Problem requirements: Transcribe the records exactly. Pictures do not belong in the transcription.

Rows from a figure dataset:
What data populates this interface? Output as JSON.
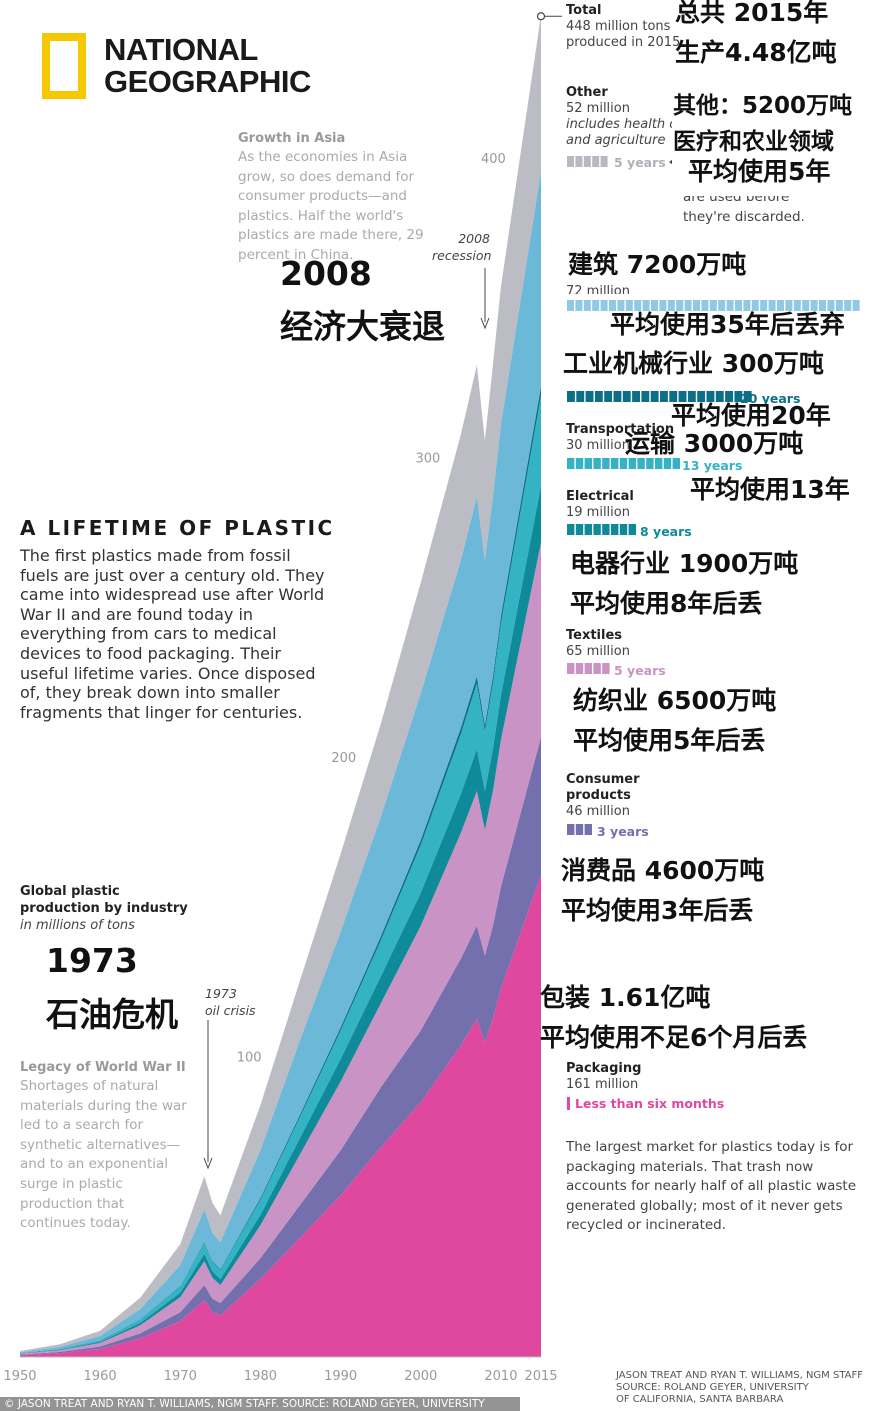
{
  "logo": {
    "line1": "NATIONAL",
    "line2": "GEOGRAPHIC",
    "frame_color": "#f5c800",
    "icon": "yellow-rectangle-icon"
  },
  "main": {
    "title": "A LIFETIME OF PLASTIC",
    "body": "The first plastics made from fossil fuels are just over a century old. They came into widespread use after World War II and are found today in everything from cars to medical devices to food packaging. Their useful lifetime varies. Once disposed of, they break down into smaller fragments that linger for centuries."
  },
  "notes": {
    "asia_title": "Growth in Asia",
    "asia_body": "As the economies in Asia grow, so does demand for consumer products—and plastics. Half the world's plastics are made there, 29 percent in China.",
    "ww2_title": "Legacy of World War II",
    "ww2_body": "Shortages of natural materials during the war led to a search for synthetic alternatives—and to an exponential surge in plastic production that continues today.",
    "packaging_body": "The largest market for plastics today is for packaging materials. That trash now accounts for nearly half of all plastic waste generated globally; most of it never gets recycled or incinerated.",
    "other_hidden": "are used before they're discarded."
  },
  "axis_title": {
    "line1": "Global plastic",
    "line2": "production by industry",
    "unit": "in millions of tons"
  },
  "annotations": {
    "recession_year": "2008",
    "recession_label": "recession",
    "crisis_year": "1973",
    "crisis_label": "oil crisis"
  },
  "total": {
    "name": "Total",
    "line1": "448 million tons",
    "line2": "produced in 2015"
  },
  "industries": {
    "other": {
      "name": "Other",
      "value": "52 million",
      "note1": "includes health care",
      "note2": "and agriculture",
      "years": "5 years"
    },
    "building": {
      "value": "72 million"
    },
    "industrial": {
      "years": "20 years"
    },
    "transportation": {
      "name": "Transportation",
      "value": "30 million",
      "years": "13 years"
    },
    "electrical": {
      "name": "Electrical",
      "value": "19 million",
      "years": "8 years"
    },
    "textiles": {
      "name": "Textiles",
      "value": "65 million",
      "years": "5 years"
    },
    "consumer": {
      "name1": "Consumer",
      "name2": "products",
      "value": "46 million",
      "years": "3 years"
    },
    "packaging": {
      "name": "Packaging",
      "value": "161 million",
      "years": "Less than six months"
    }
  },
  "chinese": {
    "total_1": "总共 2015年",
    "total_2": "生产4.48亿吨",
    "other_1": "其他：5200万吨",
    "other_2": "医疗和农业领域",
    "other_3": "平均使用5年",
    "building_1": "建筑 7200万吨",
    "building_2": "平均使用35年后丢弃",
    "industrial_1": "工业机械行业 300万吨",
    "industrial_2": "平均使用20年",
    "transport_1": "运输 3000万吨",
    "transport_2": "平均使用13年",
    "electrical_1": "电器行业 1900万吨",
    "electrical_2": "平均使用8年后丢",
    "textiles_1": "纺织业 6500万吨",
    "textiles_2": "平均使用5年后丢",
    "consumer_1": "消费品 4600万吨",
    "consumer_2": "平均使用3年后丢",
    "packaging_1": "包装 1.61亿吨",
    "packaging_2": "平均使用不足6个月后丢",
    "recession_1": "2008",
    "recession_2": "经济大衰退",
    "crisis_1": "1973",
    "crisis_2": "石油危机"
  },
  "credits": {
    "right1": "JASON TREAT AND RYAN T. WILLIAMS, NGM STAFF",
    "right2": "SOURCE: ROLAND GEYER, UNIVERSITY",
    "right3": "OF CALIFORNIA, SANTA BARBARA",
    "left": "© JASON TREAT AND RYAN T. WILLIAMS, NGM STAFF. SOURCE: ROLAND GEYER, UNIVERSITY"
  },
  "colors": {
    "packaging": "#e0479e",
    "consumer": "#7470ad",
    "textiles": "#c994c5",
    "electrical": "#0e8a99",
    "transportation": "#34b3c4",
    "industrial": "#0c6f85",
    "building": "#6cb8d8",
    "other": "#bcbcc4"
  },
  "chart_data": {
    "type": "area",
    "stacked": true,
    "title": "A LIFETIME OF PLASTIC",
    "ylabel": "Global plastic production by industry, in millions of tons",
    "xlim": [
      1950,
      2015
    ],
    "ylim": [
      0,
      450
    ],
    "x_ticks": [
      1950,
      1960,
      1970,
      1980,
      1990,
      2000,
      2010,
      2015
    ],
    "y_ticks": [
      100,
      200,
      300,
      400
    ],
    "x": [
      1950,
      1955,
      1960,
      1965,
      1970,
      1973,
      1974,
      1975,
      1980,
      1985,
      1990,
      1995,
      2000,
      2005,
      2007,
      2008,
      2009,
      2010,
      2015
    ],
    "series": [
      {
        "name": "Packaging",
        "values": [
          0.6,
          1.3,
          2.7,
          6.2,
          12,
          19,
          15,
          14,
          26,
          40,
          54,
          70,
          85,
          104,
          113,
          105,
          113,
          123,
          161
        ]
      },
      {
        "name": "Consumer products",
        "values": [
          0.2,
          0.4,
          0.8,
          1.7,
          3,
          5,
          4.5,
          4,
          7,
          11,
          15,
          20,
          24,
          29,
          31,
          29,
          31,
          34,
          46
        ]
      },
      {
        "name": "Textiles",
        "values": [
          0.3,
          0.6,
          1.2,
          2.7,
          5,
          8,
          7,
          6,
          11,
          17,
          23,
          28,
          35,
          42,
          45,
          42,
          45,
          49,
          65
        ]
      },
      {
        "name": "Electrical",
        "values": [
          0.1,
          0.2,
          0.4,
          0.8,
          1.5,
          2.5,
          2.2,
          2,
          3.5,
          5.5,
          7.5,
          9,
          11,
          13,
          14,
          13,
          14,
          15,
          19
        ]
      },
      {
        "name": "Transportation",
        "values": [
          0.1,
          0.2,
          0.5,
          1.1,
          2,
          3.5,
          3,
          3,
          5,
          7,
          9.5,
          12,
          16,
          20,
          22,
          20,
          22,
          24,
          30
        ]
      },
      {
        "name": "Industrial machinery",
        "values": [
          0.02,
          0.04,
          0.06,
          0.1,
          0.2,
          0.3,
          0.3,
          0.3,
          0.6,
          0.8,
          1,
          1.3,
          1.6,
          2,
          2.2,
          2,
          2.2,
          2.4,
          3
        ]
      },
      {
        "name": "Building and construction",
        "values": [
          0.3,
          0.7,
          1.4,
          3.4,
          7,
          11,
          9.5,
          9,
          16,
          25,
          32,
          40,
          49,
          56,
          60,
          55,
          60,
          64,
          72
        ]
      },
      {
        "name": "Other",
        "values": [
          0.4,
          0.8,
          1.7,
          3.8,
          7,
          11,
          10,
          9,
          15,
          20,
          26,
          31,
          37,
          42,
          44,
          40,
          44,
          46,
          52
        ]
      }
    ]
  }
}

Reply to the exercise:
What data populates this interface? Output as JSON.
{
  "logo": {
    "line1": "NATIONAL",
    "line2": "GEOGRAPHIC",
    "frame_color": "#f5c800",
    "icon": "yellow-rectangle-icon"
  },
  "main": {
    "title": "A LIFETIME OF PLASTIC",
    "body": "The first plastics made from fossil fuels are just over a century old. They came into widespread use after World War II and are found today in everything from cars to medical devices to food packaging. Their useful lifetime varies. Once disposed of, they break down into smaller fragments that linger for centuries."
  },
  "notes": {
    "asia_title": "Growth in Asia",
    "asia_body": "As the economies in Asia grow, so does demand for consumer products—and plastics. Half the world's plastics are made there, 29 percent in China.",
    "ww2_title": "Legacy of World War II",
    "ww2_body": "Shortages of natural materials during the war led to a search for synthetic alternatives—and to an exponential surge in plastic production that continues today.",
    "packaging_body": "The largest market for plastics today is for packaging materials. That trash now accounts for nearly half of all plastic waste generated globally; most of it never gets recycled or incinerated.",
    "other_hidden": "are used before they're discarded."
  },
  "axis_title": {
    "line1": "Global plastic",
    "line2": "production by industry",
    "unit": "in millions of tons"
  },
  "annotations": {
    "recession_year": "2008",
    "recession_label": "recession",
    "crisis_year": "1973",
    "crisis_label": "oil crisis"
  },
  "total": {
    "name": "Total",
    "line1": "448 million tons",
    "line2": "produced in 2015"
  },
  "industries": {
    "other": {
      "name": "Other",
      "value": "52 million",
      "note1": "includes health care",
      "note2": "and agriculture",
      "years": "5 years"
    },
    "building": {
      "value": "72 million"
    },
    "industrial": {
      "years": "20 years"
    },
    "transportation": {
      "name": "Transportation",
      "value": "30 million",
      "years": "13 years"
    },
    "electrical": {
      "name": "Electrical",
      "value": "19 million",
      "years": "8 years"
    },
    "textiles": {
      "name": "Textiles",
      "value": "65 million",
      "years": "5 years"
    },
    "consumer": {
      "name1": "Consumer",
      "name2": "products",
      "value": "46 million",
      "years": "3 years"
    },
    "packaging": {
      "name": "Packaging",
      "value": "161 million",
      "years": "Less than six months"
    }
  },
  "chinese": {
    "total_1": "总共 2015年",
    "total_2": "生产4.48亿吨",
    "other_1": "其他：5200万吨",
    "other_2": "医疗和农业领域",
    "other_3": "平均使用5年",
    "building_1": "建筑 7200万吨",
    "building_2": "平均使用35年后丢弃",
    "industrial_1": "工业机械行业 300万吨",
    "industrial_2": "平均使用20年",
    "transport_1": "运输 3000万吨",
    "transport_2": "平均使用13年",
    "electrical_1": "电器行业 1900万吨",
    "electrical_2": "平均使用8年后丢",
    "textiles_1": "纺织业 6500万吨",
    "textiles_2": "平均使用5年后丢",
    "consumer_1": "消费品 4600万吨",
    "consumer_2": "平均使用3年后丢",
    "packaging_1": "包装 1.61亿吨",
    "packaging_2": "平均使用不足6个月后丢",
    "recession_1": "2008",
    "recession_2": "经济大衰退",
    "crisis_1": "1973",
    "crisis_2": "石油危机"
  },
  "credits": {
    "right1": "JASON TREAT AND RYAN T. WILLIAMS, NGM STAFF",
    "right2": "SOURCE: ROLAND GEYER, UNIVERSITY",
    "right3": "OF CALIFORNIA, SANTA BARBARA",
    "left": "© JASON TREAT AND RYAN T. WILLIAMS, NGM STAFF. SOURCE: ROLAND GEYER, UNIVERSITY"
  },
  "colors": {
    "packaging": "#e0479e",
    "consumer": "#7470ad",
    "textiles": "#c994c5",
    "electrical": "#0e8a99",
    "transportation": "#34b3c4",
    "industrial": "#0c6f85",
    "building": "#6cb8d8",
    "other": "#bcbcc4"
  },
  "chart_data": {
    "type": "area",
    "stacked": true,
    "title": "A LIFETIME OF PLASTIC",
    "ylabel": "Global plastic production by industry, in millions of tons",
    "xlim": [
      1950,
      2015
    ],
    "ylim": [
      0,
      450
    ],
    "x_ticks": [
      1950,
      1960,
      1970,
      1980,
      1990,
      2000,
      2010,
      2015
    ],
    "y_ticks": [
      100,
      200,
      300,
      400
    ],
    "x": [
      1950,
      1955,
      1960,
      1965,
      1970,
      1973,
      1974,
      1975,
      1980,
      1985,
      1990,
      1995,
      2000,
      2005,
      2007,
      2008,
      2009,
      2010,
      2015
    ],
    "series": [
      {
        "name": "Packaging",
        "values": [
          0.6,
          1.3,
          2.7,
          6.2,
          12,
          19,
          15,
          14,
          26,
          40,
          54,
          70,
          85,
          104,
          113,
          105,
          113,
          123,
          161
        ]
      },
      {
        "name": "Consumer products",
        "values": [
          0.2,
          0.4,
          0.8,
          1.7,
          3,
          5,
          4.5,
          4,
          7,
          11,
          15,
          20,
          24,
          29,
          31,
          29,
          31,
          34,
          46
        ]
      },
      {
        "name": "Textiles",
        "values": [
          0.3,
          0.6,
          1.2,
          2.7,
          5,
          8,
          7,
          6,
          11,
          17,
          23,
          28,
          35,
          42,
          45,
          42,
          45,
          49,
          65
        ]
      },
      {
        "name": "Electrical",
        "values": [
          0.1,
          0.2,
          0.4,
          0.8,
          1.5,
          2.5,
          2.2,
          2,
          3.5,
          5.5,
          7.5,
          9,
          11,
          13,
          14,
          13,
          14,
          15,
          19
        ]
      },
      {
        "name": "Transportation",
        "values": [
          0.1,
          0.2,
          0.5,
          1.1,
          2,
          3.5,
          3,
          3,
          5,
          7,
          9.5,
          12,
          16,
          20,
          22,
          20,
          22,
          24,
          30
        ]
      },
      {
        "name": "Industrial machinery",
        "values": [
          0.02,
          0.04,
          0.06,
          0.1,
          0.2,
          0.3,
          0.3,
          0.3,
          0.6,
          0.8,
          1,
          1.3,
          1.6,
          2,
          2.2,
          2,
          2.2,
          2.4,
          3
        ]
      },
      {
        "name": "Building and construction",
        "values": [
          0.3,
          0.7,
          1.4,
          3.4,
          7,
          11,
          9.5,
          9,
          16,
          25,
          32,
          40,
          49,
          56,
          60,
          55,
          60,
          64,
          72
        ]
      },
      {
        "name": "Other",
        "values": [
          0.4,
          0.8,
          1.7,
          3.8,
          7,
          11,
          10,
          9,
          15,
          20,
          26,
          31,
          37,
          42,
          44,
          40,
          44,
          46,
          52
        ]
      }
    ]
  }
}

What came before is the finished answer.